**Written request**
Where the string "brussels" occurs in the material below, report the whole line.

**Materials provided**
──────

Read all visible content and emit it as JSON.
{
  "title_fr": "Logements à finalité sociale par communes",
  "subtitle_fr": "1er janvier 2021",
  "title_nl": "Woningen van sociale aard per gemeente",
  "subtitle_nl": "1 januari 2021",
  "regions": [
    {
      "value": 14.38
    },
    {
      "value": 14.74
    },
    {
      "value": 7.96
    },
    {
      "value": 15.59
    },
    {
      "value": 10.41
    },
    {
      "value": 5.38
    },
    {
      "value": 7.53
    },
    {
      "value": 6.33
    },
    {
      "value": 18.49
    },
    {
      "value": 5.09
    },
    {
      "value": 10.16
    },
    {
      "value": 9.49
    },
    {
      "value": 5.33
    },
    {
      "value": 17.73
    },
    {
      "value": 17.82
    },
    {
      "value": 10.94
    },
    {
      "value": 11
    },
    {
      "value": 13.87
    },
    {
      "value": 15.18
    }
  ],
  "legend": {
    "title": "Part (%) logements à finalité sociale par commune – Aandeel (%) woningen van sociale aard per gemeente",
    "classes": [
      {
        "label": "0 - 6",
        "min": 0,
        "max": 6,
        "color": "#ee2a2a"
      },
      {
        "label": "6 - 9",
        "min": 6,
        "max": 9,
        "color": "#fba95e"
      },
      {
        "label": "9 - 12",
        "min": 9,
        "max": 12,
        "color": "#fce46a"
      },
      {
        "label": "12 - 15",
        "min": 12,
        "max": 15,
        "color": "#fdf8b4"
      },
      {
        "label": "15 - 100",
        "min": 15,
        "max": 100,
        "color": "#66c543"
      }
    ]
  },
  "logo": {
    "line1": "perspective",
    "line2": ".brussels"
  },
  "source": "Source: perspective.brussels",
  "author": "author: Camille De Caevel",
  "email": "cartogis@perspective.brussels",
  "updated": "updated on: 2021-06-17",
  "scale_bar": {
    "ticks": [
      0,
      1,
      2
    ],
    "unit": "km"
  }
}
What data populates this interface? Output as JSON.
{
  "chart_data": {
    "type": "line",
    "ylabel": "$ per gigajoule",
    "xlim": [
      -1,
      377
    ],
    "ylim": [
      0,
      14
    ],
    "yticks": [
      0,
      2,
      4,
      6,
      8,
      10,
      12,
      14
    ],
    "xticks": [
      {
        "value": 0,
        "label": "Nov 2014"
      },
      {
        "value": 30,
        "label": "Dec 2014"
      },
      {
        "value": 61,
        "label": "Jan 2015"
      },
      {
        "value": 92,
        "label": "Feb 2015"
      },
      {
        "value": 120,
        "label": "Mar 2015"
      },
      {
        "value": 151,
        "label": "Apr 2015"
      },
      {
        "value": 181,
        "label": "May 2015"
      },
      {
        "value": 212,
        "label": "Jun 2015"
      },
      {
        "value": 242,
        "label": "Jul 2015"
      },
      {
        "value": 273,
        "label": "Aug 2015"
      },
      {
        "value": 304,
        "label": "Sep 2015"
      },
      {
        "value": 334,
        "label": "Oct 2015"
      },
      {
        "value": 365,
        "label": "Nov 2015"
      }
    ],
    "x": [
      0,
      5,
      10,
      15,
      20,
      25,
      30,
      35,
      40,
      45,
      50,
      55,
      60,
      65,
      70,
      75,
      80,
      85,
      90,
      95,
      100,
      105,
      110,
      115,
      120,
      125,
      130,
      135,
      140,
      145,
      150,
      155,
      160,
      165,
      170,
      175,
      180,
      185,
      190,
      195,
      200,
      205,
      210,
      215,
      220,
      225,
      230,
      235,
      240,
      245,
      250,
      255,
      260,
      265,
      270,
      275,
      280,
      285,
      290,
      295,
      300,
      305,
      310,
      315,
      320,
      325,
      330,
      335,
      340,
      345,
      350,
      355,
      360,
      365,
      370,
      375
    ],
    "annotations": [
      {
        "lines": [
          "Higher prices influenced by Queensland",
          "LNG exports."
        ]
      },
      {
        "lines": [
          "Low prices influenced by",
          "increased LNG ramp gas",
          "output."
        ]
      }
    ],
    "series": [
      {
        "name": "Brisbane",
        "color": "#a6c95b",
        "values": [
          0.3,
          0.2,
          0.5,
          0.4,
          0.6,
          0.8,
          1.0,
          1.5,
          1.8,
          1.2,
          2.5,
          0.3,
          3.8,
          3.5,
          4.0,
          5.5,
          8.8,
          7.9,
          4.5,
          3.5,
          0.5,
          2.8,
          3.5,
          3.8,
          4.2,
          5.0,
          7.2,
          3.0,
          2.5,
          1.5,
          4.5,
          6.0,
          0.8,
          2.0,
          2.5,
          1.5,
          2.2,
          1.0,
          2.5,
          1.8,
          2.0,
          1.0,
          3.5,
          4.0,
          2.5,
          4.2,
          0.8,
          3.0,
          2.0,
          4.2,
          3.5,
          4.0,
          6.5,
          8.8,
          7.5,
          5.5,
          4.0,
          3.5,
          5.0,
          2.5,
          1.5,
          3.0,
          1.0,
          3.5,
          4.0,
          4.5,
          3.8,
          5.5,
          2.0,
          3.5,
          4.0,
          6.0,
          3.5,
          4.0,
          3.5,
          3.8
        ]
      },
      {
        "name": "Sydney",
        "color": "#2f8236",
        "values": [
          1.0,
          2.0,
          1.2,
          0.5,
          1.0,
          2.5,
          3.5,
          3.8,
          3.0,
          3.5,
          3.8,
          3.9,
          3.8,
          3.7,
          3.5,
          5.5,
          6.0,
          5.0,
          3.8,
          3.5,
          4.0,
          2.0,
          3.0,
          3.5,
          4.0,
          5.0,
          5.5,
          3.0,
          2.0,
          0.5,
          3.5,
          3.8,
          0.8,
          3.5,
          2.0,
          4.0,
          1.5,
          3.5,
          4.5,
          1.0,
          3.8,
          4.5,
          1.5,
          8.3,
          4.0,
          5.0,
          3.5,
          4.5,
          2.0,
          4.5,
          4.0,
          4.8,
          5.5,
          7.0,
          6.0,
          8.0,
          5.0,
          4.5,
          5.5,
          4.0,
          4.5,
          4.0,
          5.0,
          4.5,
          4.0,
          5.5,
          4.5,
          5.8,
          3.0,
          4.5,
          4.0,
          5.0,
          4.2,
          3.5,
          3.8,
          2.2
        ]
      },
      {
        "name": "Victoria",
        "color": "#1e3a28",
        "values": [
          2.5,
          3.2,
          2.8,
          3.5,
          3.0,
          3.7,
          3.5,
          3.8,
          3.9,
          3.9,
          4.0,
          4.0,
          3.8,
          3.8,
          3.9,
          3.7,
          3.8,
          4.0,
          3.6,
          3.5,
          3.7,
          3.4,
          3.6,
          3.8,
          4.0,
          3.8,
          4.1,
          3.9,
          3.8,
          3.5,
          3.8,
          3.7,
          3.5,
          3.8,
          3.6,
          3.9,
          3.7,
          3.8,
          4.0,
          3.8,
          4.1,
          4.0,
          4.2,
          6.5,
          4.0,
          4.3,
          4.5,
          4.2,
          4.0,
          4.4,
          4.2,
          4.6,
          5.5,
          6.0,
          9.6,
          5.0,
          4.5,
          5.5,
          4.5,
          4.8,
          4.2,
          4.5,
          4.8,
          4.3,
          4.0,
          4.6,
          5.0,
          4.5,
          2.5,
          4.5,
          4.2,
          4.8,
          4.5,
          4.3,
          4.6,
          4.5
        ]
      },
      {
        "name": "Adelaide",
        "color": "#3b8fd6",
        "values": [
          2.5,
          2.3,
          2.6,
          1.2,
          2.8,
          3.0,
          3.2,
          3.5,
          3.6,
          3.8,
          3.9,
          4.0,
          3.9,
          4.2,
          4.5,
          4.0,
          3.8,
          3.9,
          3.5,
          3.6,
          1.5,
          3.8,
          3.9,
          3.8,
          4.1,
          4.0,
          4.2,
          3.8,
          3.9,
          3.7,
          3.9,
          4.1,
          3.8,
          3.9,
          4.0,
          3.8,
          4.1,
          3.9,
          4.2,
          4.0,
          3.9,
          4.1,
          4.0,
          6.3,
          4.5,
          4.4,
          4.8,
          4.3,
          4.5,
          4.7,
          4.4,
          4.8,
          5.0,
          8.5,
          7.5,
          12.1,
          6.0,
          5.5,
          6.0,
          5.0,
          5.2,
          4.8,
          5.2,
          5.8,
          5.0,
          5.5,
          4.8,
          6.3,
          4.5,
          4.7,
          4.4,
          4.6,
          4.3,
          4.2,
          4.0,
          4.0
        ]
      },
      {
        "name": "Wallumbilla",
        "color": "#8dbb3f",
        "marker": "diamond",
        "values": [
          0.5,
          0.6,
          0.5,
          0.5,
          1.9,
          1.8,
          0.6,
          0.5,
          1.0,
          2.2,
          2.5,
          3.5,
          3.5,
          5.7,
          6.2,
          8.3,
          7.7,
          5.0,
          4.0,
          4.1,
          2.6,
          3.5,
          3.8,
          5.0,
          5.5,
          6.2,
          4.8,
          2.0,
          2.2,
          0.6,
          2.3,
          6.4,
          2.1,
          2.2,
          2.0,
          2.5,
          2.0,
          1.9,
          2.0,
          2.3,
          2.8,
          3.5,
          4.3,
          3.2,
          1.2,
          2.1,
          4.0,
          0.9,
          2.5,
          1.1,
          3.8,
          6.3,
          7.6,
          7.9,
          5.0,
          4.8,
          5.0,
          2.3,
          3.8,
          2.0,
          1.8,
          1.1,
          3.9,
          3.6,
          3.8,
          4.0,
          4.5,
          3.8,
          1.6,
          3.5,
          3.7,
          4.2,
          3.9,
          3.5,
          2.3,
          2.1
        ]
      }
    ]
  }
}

──────

**Answer to the exercise**
    "line2": ".brussels"
  "source": "Source: perspective.brussels",
  "email": "cartogis@perspective.brussels",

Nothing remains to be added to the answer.